Output the material below unchanged, apart from leaving out the pictures.

________

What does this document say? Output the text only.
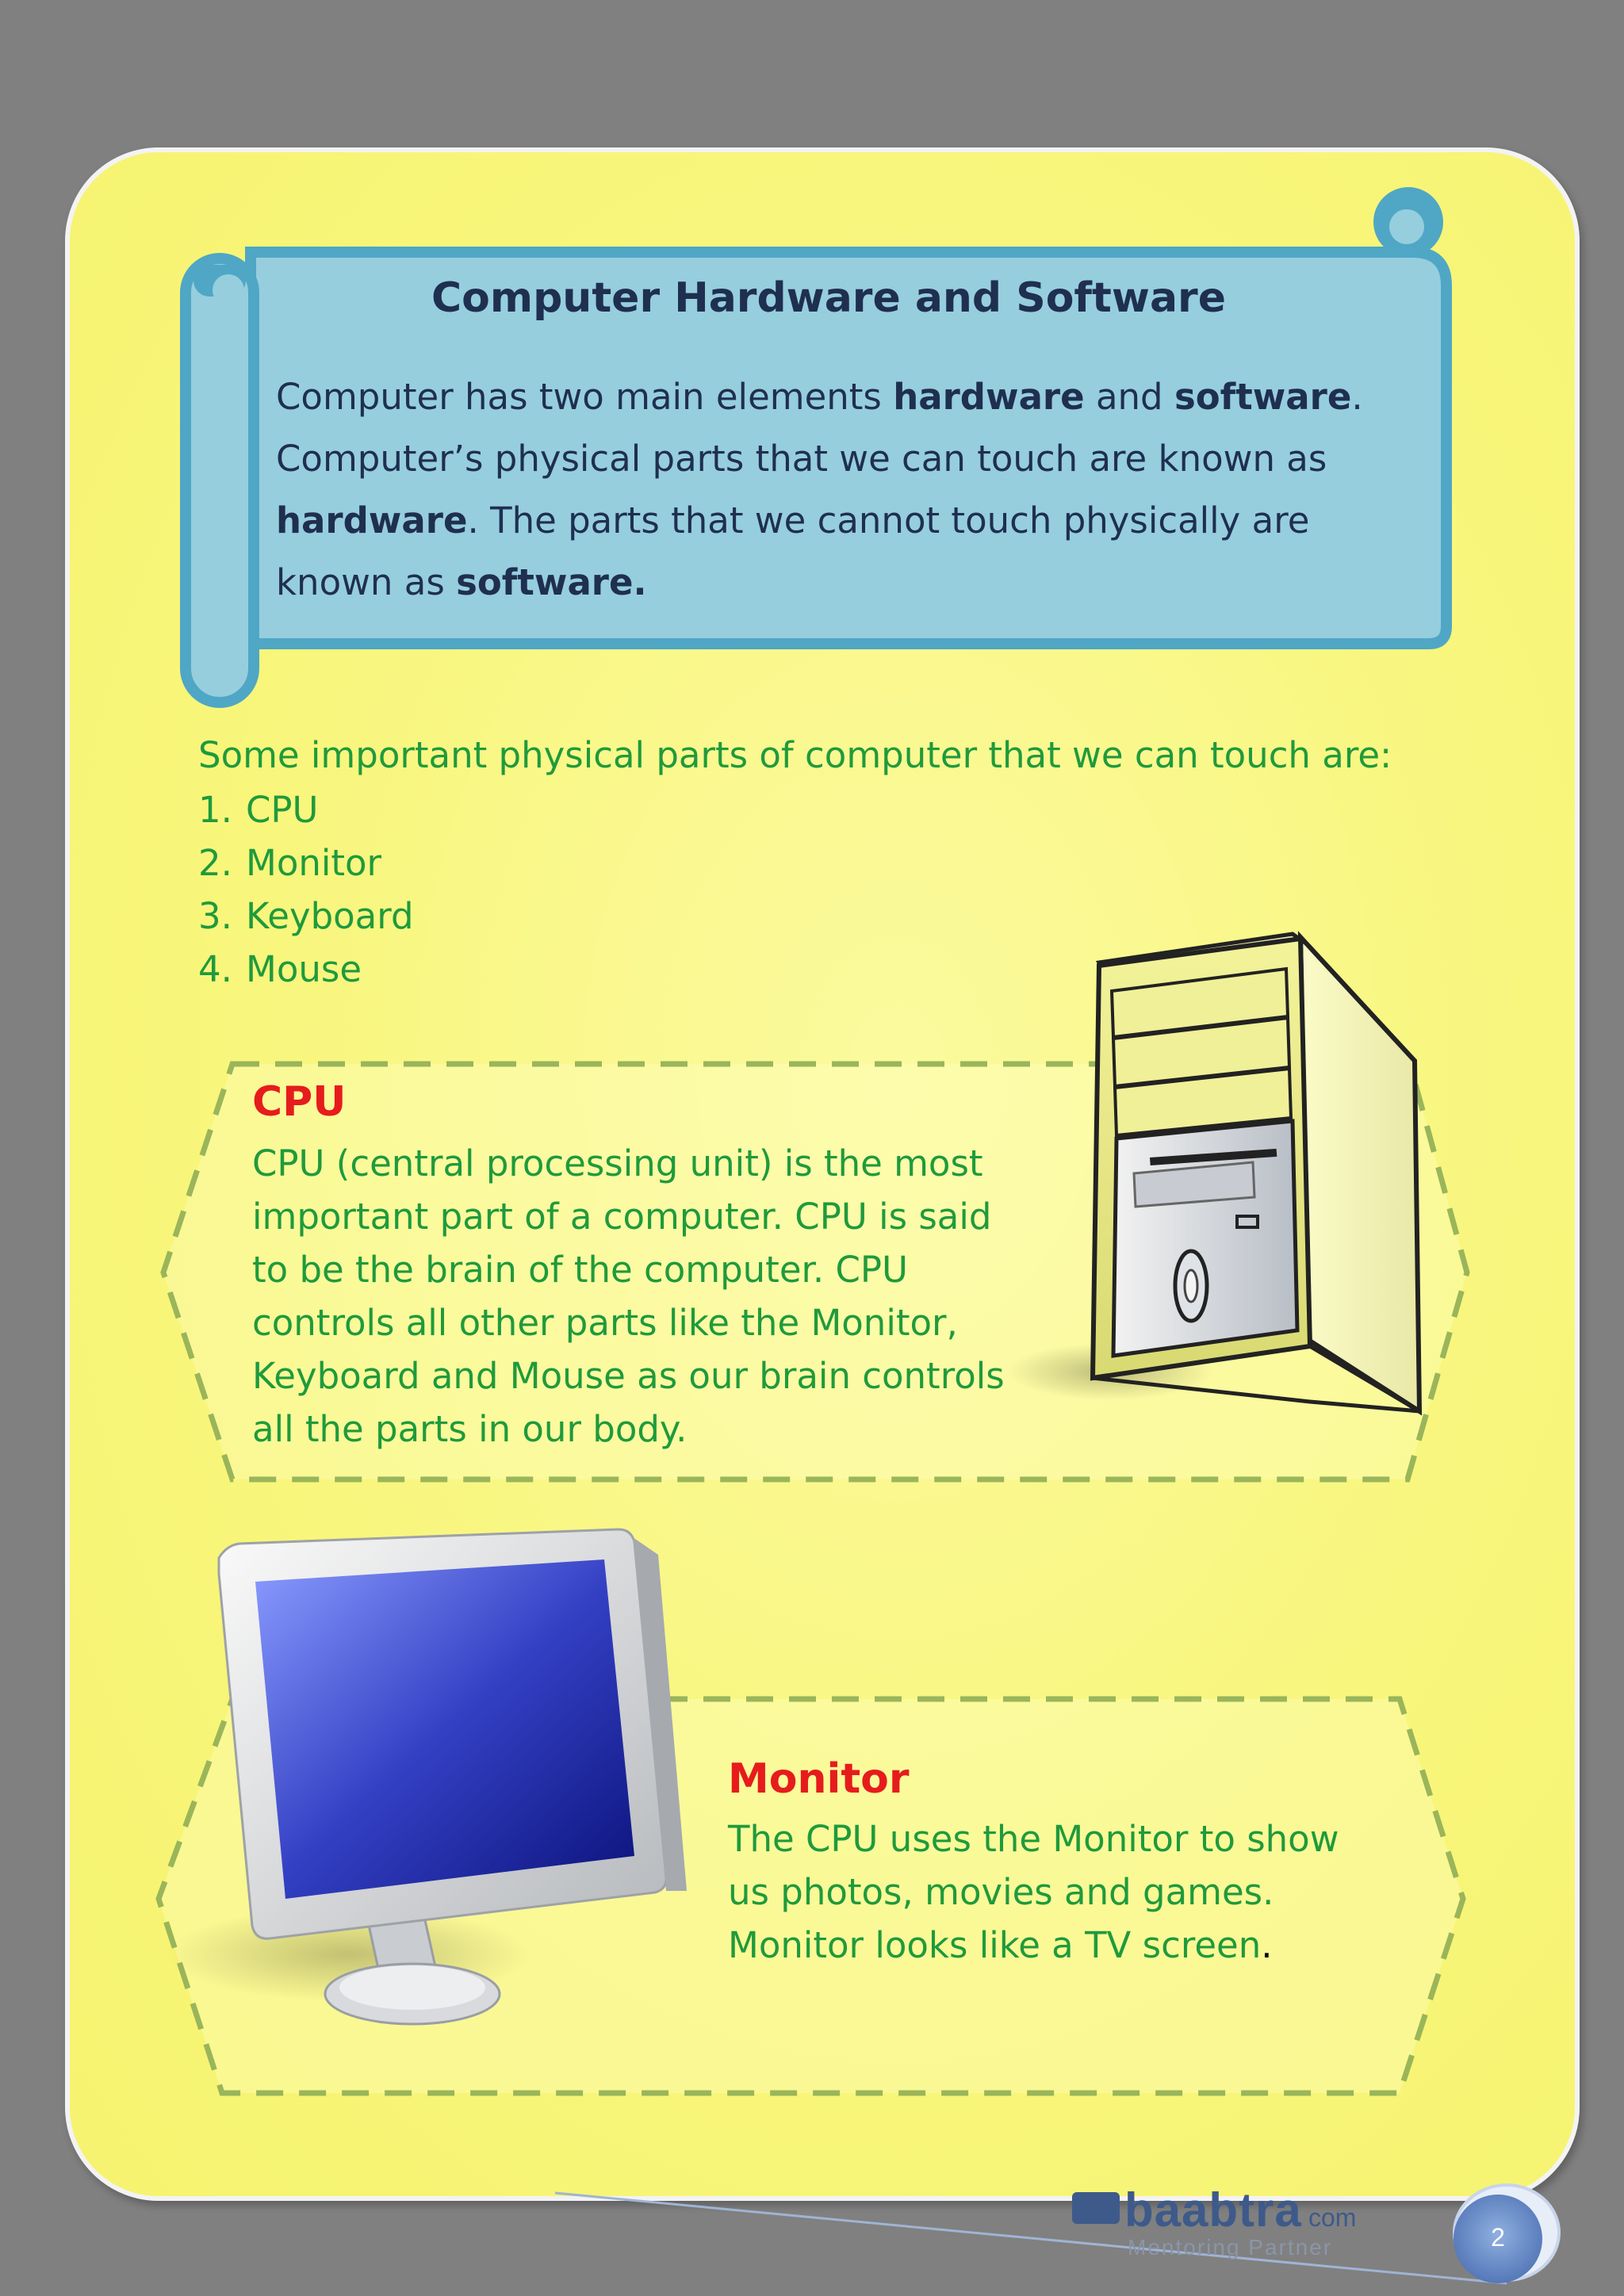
Computer Hardware and Software
Computer has two main elements hardware and software.
Computer’s physical parts that we can touch are known as
hardware. The parts that we cannot touch physically are
known as software.
Some important physical parts of computer that we can touch are:
1. CPU
2. Monitor
3. Keyboard
4. Mouse
CPU
CPU (central processing unit) is the most
important part of a computer. CPU is said
to be the brain of the computer. CPU
controls all other parts like the Monitor,
Keyboard and Mouse as our brain controls
all the parts in our body.
Monitor
The CPU uses the Monitor to show
us photos, movies and games.
Monitor looks like a TV screen.
baabtra com
Mentoring Partner	2
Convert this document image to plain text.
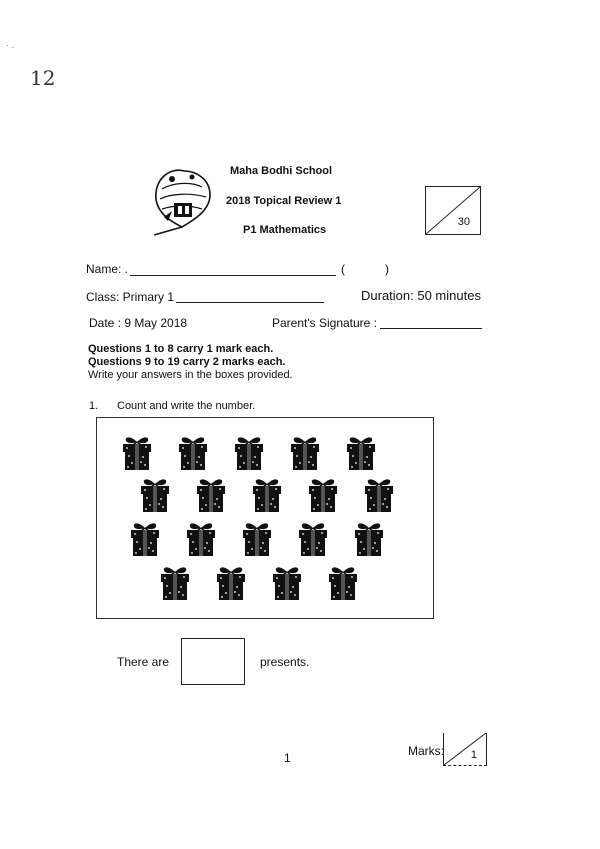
· .
12
Maha Bodhi School
2018 Topical Review 1
P1 Mathematics
30
Name: .	(	)
Class: Primary 1	Duration: 50 minutes
Date : 9 May 2018	Parent's Signature :
Questions 1 to 8 carry 1 mark each.
Questions 9 to 19 carry 2 marks each.
Write your answers in the boxes provided.
1. Count and write the number.
There are	presents.
1	Marks: 1
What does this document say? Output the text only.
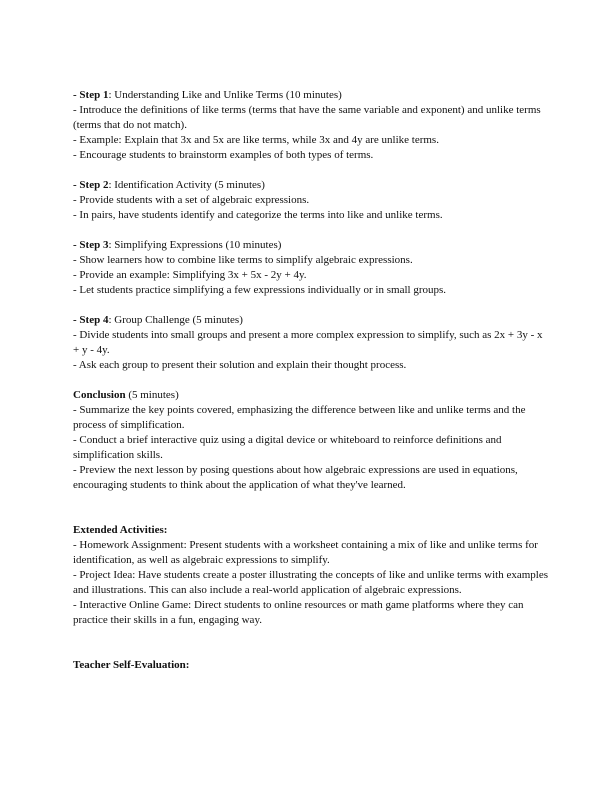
- Step 1: Understanding Like and Unlike Terms (10 minutes)

- Introduce the definitions of like terms (terms that have the same variable and exponent) and unlike terms (terms that do not match).

- Example: Explain that 3x and 5x are like terms, while 3x and 4y are unlike terms.

- Encourage students to brainstorm examples of both types of terms.

- Step 2: Identification Activity (5 minutes)

- Provide students with a set of algebraic expressions.

- In pairs, have students identify and categorize the terms into like and unlike terms.

- Step 3: Simplifying Expressions (10 minutes)

- Show learners how to combine like terms to simplify algebraic expressions.

- Provide an example: Simplifying 3x + 5x - 2y + 4y.

- Let students practice simplifying a few expressions individually or in small groups.

- Step 4: Group Challenge (5 minutes)

- Divide students into small groups and present a more complex expression to simplify, such as 2x + 3y - x + y - 4y.

- Ask each group to present their solution and explain their thought process.

Conclusion (5 minutes)

- Summarize the key points covered, emphasizing the difference between like and unlike terms and the process of simplification.

- Conduct a brief interactive quiz using a digital device or whiteboard to reinforce definitions and simplification skills.

- Preview the next lesson by posing questions about how algebraic expressions are used in equations, encouraging students to think about the application of what they've learned.

Extended Activities:

- Homework Assignment: Present students with a worksheet containing a mix of like and unlike terms for identification, as well as algebraic expressions to simplify.

- Project Idea: Have students create a poster illustrating the concepts of like and unlike terms with examples and illustrations. This can also include a real-world application of algebraic expressions.

- Interactive Online Game: Direct students to online resources or math game platforms where they can practice their skills in a fun, engaging way.

Teacher Self-Evaluation:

________

* Problem solution
What does this document say? Output the text only.
Computer Hardware and Software
Computer has two main elements hardware and software.
Computer’s physical parts that we can touch are known as
hardware. The parts that we cannot touch physically are
known as software.
Some important physical parts of computer that we can touch are:
1. CPU
2. Monitor
3. Keyboard
4. Mouse
CPU
CPU (central processing unit) is the most
important part of a computer. CPU is said
to be the brain of the computer. CPU
controls all other parts like the Monitor,
Keyboard and Mouse as our brain controls
all the parts in our body.
Monitor
The CPU uses the Monitor to show
us photos, movies and games.
Monitor looks like a TV screen.
baabtra com
Mentoring Partner	2
Convert this document image to plain text.
· .
12
Maha Bodhi School
2018 Topical Review 1
P1 Mathematics
30
Name: .	(	)
Class: Primary 1	Duration: 50 minutes
Date : 9 May 2018	Parent's Signature :
Questions 1 to 8 carry 1 mark each.
Questions 9 to 19 carry 2 marks each.
Write your answers in the boxes provided.
1. Count and write the number.
There are	presents.
1	Marks: 1
What does this document say? Output the text only.
- Step 1: Understanding Like and Unlike Terms (10 minutes)

- Introduce the definitions of like terms (terms that have the same variable and exponent) and unlike terms (terms that do not match).

- Example: Explain that 3x and 5x are like terms, while 3x and 4y are unlike terms.

- Encourage students to brainstorm examples of both types of terms.

- Step 2: Identification Activity (5 minutes)

- Provide students with a set of algebraic expressions.

- In pairs, have students identify and categorize the terms into like and unlike terms.

- Step 3: Simplifying Expressions (10 minutes)

- Show learners how to combine like terms to simplify algebraic expressions.

- Provide an example: Simplifying 3x + 5x - 2y + 4y.

- Let students practice simplifying a few expressions individually or in small groups.

- Step 4: Group Challenge (5 minutes)

- Divide students into small groups and present a more complex expression to simplify, such as 2x + 3y - x + y - 4y.

- Ask each group to present their solution and explain their thought process.

Conclusion (5 minutes)

- Summarize the key points covered, emphasizing the difference between like and unlike terms and the process of simplification.

- Conduct a brief interactive quiz using a digital device or whiteboard to reinforce definitions and simplification skills.

- Preview the next lesson by posing questions about how algebraic expressions are used in equations, encouraging students to think about the application of what they've learned.

Extended Activities:

- Homework Assignment: Present students with a worksheet containing a mix of like and unlike terms for identification, as well as algebraic expressions to simplify.

- Project Idea: Have students create a poster illustrating the concepts of like and unlike terms with examples and illustrations. This can also include a real-world application of algebraic expressions.

- Interactive Online Game: Direct students to online resources or math game platforms where they can practice their skills in a fun, engaging way.

Teacher Self-Evaluation:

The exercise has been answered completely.